- Provided records
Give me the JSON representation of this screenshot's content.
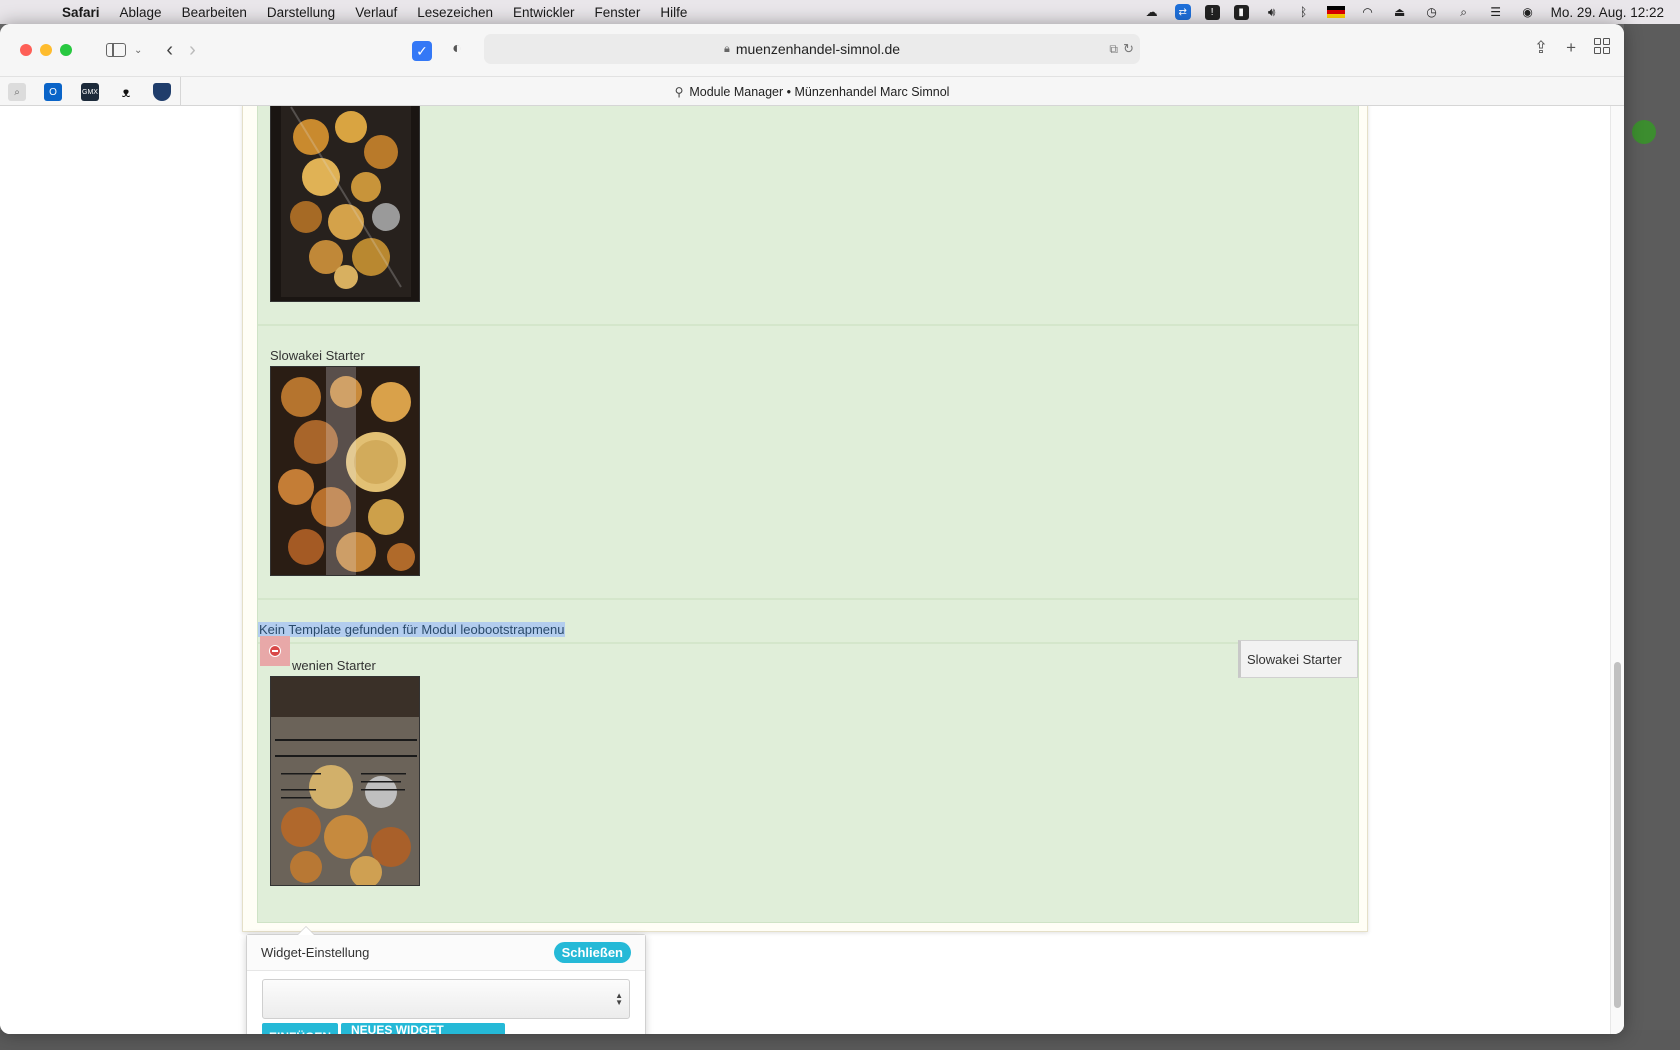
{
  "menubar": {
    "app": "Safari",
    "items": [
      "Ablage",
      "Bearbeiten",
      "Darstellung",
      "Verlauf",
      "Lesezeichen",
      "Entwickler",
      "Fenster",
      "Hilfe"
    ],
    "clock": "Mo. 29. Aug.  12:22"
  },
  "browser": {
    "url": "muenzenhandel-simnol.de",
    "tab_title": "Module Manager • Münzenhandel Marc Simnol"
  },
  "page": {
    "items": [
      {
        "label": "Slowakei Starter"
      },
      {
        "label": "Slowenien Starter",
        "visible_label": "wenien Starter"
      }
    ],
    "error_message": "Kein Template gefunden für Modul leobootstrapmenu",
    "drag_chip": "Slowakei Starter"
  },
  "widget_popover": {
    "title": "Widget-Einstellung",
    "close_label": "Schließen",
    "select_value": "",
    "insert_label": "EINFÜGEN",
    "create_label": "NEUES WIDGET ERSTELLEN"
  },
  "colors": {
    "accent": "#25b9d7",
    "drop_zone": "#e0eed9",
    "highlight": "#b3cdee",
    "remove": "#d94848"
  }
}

- Exercise requirements
Take the entries shown above and quote them verbatim, passing over the pictures.

- Exercise answer
Give me the JSON representation of this screenshot's content.
{
  "menubar": {
    "app": "Safari",
    "items": [
      "Ablage",
      "Bearbeiten",
      "Darstellung",
      "Verlauf",
      "Lesezeichen",
      "Entwickler",
      "Fenster",
      "Hilfe"
    ],
    "clock": "Mo. 29. Aug.  12:22"
  },
  "browser": {
    "url": "muenzenhandel-simnol.de",
    "tab_title": "Module Manager • Münzenhandel Marc Simnol"
  },
  "page": {
    "items": [
      {
        "label": "Slowakei Starter"
      },
      {
        "label": "Slowenien Starter",
        "visible_label": "wenien Starter"
      }
    ],
    "error_message": "Kein Template gefunden für Modul leobootstrapmenu",
    "drag_chip": "Slowakei Starter"
  },
  "widget_popover": {
    "title": "Widget-Einstellung",
    "close_label": "Schließen",
    "select_value": "",
    "insert_label": "EINFÜGEN",
    "create_label": "NEUES WIDGET ERSTELLEN"
  },
  "colors": {
    "accent": "#25b9d7",
    "drop_zone": "#e0eed9",
    "highlight": "#b3cdee",
    "remove": "#d94848"
  }
}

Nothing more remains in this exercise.